**Exercise goal**
For each line in the data below that holds "panel", return a copy.

**Information provided**

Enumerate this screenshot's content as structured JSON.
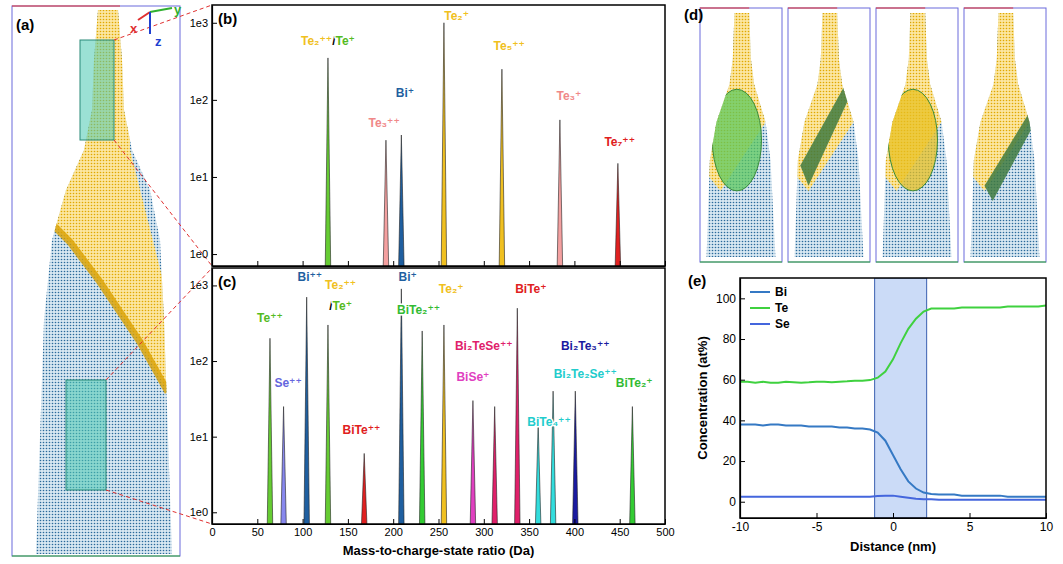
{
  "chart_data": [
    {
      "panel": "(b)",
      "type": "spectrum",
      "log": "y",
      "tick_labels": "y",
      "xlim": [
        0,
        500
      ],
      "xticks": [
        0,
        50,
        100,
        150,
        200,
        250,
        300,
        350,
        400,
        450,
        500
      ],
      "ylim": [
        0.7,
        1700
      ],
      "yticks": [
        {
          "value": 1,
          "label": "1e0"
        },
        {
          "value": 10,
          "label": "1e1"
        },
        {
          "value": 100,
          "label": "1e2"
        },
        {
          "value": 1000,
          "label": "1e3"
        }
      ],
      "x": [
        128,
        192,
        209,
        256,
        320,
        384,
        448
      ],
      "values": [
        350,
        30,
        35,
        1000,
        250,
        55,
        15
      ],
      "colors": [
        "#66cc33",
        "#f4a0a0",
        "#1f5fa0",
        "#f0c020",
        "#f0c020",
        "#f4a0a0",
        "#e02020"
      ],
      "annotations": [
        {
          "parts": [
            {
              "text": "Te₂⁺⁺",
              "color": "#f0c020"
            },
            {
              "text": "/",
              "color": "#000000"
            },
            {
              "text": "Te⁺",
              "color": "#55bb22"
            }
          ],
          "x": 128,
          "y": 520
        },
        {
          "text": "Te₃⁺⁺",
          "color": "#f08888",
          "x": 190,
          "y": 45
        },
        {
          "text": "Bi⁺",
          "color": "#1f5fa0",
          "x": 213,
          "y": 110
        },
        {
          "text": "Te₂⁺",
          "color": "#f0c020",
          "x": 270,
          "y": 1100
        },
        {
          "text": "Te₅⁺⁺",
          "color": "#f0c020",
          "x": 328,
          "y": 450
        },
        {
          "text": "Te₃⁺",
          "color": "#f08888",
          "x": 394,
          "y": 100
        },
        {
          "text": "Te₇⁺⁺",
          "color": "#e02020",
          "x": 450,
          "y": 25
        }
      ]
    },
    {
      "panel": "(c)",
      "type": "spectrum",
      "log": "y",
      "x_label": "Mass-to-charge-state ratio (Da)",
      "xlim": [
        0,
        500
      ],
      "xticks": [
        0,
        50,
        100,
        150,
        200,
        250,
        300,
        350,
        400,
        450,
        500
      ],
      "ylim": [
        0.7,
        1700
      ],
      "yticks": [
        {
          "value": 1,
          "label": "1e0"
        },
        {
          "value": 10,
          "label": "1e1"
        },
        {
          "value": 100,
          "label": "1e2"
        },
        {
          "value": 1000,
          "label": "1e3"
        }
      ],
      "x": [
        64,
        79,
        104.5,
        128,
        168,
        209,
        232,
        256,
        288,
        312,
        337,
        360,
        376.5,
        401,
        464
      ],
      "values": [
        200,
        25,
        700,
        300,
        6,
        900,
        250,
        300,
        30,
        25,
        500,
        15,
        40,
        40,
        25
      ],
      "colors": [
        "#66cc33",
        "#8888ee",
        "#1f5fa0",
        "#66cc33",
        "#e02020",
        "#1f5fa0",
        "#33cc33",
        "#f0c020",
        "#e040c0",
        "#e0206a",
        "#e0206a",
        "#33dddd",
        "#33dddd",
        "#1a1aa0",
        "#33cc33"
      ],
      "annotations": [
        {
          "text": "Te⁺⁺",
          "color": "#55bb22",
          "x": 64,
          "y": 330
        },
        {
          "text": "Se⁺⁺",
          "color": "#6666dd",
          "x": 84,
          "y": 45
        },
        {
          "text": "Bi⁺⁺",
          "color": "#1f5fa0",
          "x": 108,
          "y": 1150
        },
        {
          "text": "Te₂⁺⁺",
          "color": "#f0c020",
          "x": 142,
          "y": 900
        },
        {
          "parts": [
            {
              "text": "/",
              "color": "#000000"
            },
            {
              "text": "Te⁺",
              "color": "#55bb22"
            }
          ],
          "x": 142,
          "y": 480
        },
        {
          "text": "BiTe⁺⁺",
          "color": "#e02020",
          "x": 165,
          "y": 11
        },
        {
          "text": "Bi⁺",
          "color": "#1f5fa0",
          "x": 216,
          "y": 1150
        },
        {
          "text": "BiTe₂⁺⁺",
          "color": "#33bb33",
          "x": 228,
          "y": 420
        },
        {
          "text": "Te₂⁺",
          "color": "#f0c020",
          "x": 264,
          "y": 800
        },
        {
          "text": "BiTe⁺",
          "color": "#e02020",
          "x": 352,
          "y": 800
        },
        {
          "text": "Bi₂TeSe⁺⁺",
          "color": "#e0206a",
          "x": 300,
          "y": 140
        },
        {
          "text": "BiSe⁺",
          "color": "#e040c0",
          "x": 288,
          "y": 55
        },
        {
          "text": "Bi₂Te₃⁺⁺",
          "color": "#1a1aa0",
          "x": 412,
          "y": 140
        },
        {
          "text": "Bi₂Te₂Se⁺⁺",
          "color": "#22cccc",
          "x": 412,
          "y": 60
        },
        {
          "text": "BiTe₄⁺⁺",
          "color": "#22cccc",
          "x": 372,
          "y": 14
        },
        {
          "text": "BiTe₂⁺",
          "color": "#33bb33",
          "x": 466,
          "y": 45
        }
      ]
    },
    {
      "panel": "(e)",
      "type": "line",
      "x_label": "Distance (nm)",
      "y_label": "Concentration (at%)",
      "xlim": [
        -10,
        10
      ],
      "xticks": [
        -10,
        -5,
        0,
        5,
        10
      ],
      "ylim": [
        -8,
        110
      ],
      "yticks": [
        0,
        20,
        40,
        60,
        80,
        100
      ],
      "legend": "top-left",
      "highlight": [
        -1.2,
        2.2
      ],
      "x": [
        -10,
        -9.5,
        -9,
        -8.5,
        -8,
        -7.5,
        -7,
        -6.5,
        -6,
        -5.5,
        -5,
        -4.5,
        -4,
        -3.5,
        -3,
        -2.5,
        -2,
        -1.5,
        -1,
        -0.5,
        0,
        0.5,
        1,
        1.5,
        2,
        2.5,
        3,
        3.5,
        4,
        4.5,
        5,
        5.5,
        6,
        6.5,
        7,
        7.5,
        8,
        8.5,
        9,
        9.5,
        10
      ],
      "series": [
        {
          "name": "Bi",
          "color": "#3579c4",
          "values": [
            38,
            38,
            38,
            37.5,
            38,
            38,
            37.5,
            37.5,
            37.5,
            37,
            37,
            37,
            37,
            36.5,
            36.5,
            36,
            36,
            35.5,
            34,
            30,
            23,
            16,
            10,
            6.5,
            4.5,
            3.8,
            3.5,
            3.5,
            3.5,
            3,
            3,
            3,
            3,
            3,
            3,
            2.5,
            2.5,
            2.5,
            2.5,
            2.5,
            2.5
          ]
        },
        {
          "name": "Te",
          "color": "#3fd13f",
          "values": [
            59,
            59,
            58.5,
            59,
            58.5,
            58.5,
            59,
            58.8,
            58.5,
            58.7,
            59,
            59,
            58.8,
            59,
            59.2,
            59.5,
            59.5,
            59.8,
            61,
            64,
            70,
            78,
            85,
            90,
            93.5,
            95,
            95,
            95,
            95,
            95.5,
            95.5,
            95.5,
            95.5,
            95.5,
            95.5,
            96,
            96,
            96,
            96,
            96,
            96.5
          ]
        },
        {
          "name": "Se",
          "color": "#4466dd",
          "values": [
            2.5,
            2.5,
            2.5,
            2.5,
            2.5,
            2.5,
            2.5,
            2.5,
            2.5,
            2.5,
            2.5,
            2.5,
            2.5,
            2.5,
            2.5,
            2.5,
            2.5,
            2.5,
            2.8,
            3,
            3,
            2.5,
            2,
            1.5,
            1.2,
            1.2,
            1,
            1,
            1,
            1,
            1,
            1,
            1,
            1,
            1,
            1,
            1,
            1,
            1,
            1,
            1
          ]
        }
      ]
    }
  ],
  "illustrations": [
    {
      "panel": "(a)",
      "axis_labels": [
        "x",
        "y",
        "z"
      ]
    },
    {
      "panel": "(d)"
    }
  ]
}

**Output for this task**
      "panel": "(b)",
      "panel": "(c)",
      "panel": "(e)",
      "panel": "(a)",
      "panel": "(d)"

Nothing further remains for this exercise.